## What you need to do:
Scan the records and identify every line in which the string "name" occurs, then return those lines.
═════ Supplied records
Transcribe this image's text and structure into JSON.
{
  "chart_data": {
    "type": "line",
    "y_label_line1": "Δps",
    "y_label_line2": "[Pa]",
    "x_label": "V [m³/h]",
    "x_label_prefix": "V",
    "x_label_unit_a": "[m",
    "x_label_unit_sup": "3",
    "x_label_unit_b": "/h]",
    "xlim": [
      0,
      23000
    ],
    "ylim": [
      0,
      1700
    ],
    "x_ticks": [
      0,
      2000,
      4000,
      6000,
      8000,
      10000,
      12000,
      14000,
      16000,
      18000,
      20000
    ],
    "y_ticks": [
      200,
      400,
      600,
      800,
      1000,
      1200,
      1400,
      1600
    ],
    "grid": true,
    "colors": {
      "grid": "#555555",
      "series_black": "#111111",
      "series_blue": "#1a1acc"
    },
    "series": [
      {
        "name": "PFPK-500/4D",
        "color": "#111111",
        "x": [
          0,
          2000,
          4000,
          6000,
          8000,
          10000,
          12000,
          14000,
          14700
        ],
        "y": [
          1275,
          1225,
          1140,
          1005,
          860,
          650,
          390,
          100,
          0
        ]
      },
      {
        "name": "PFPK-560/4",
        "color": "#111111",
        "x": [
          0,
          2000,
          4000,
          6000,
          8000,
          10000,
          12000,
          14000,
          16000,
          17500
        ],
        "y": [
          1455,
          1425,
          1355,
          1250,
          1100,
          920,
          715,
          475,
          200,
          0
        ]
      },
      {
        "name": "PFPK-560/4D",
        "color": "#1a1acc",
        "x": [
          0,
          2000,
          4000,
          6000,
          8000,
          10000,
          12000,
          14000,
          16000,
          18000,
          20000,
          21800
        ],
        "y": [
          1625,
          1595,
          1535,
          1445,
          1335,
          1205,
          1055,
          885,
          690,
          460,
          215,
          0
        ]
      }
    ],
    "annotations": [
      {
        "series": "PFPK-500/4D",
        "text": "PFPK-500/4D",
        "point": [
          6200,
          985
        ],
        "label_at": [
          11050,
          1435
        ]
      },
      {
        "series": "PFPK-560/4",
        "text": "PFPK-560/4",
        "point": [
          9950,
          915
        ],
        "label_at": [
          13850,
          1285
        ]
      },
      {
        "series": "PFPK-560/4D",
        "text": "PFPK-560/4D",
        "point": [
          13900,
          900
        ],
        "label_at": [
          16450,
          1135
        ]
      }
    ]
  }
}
══════════
## Full response:
        "name": "PFPK-500/4D",
        "name": "PFPK-560/4",
        "name": "PFPK-560/4D",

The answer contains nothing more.